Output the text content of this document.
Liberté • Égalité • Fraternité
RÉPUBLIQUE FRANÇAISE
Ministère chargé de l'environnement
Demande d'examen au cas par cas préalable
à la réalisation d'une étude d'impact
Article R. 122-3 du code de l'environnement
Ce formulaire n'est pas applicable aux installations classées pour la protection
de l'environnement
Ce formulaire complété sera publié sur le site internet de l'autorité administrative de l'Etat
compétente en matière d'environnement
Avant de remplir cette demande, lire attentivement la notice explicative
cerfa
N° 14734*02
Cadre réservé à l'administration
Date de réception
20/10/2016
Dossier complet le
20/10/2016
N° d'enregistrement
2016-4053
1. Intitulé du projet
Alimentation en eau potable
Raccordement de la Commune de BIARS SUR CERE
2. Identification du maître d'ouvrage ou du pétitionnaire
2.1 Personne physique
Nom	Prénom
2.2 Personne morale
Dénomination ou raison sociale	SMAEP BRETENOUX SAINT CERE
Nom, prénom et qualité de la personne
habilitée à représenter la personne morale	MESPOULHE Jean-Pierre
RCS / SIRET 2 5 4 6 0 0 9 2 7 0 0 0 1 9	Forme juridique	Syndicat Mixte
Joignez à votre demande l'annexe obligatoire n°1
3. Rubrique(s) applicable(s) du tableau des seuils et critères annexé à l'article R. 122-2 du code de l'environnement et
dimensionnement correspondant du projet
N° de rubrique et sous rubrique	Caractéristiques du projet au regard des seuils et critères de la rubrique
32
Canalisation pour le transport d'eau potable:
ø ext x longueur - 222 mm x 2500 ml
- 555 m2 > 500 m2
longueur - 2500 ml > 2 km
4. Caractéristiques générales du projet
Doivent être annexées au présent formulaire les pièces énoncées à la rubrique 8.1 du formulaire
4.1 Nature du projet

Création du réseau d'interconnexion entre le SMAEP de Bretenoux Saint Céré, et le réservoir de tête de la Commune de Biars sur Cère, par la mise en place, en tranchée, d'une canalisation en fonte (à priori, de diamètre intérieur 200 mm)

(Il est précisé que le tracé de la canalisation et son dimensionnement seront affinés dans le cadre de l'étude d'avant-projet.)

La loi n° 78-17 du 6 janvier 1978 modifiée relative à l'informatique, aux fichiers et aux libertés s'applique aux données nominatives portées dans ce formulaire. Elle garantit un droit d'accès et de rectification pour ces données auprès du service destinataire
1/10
----------------
What to do: Select all lines with the word "Caractéristiques" from the entries above.

Expected answer:
N° de rubrique et sous rubrique	Caractéristiques du projet au regard des seuils et critères de la rubrique
4. Caractéristiques générales du projet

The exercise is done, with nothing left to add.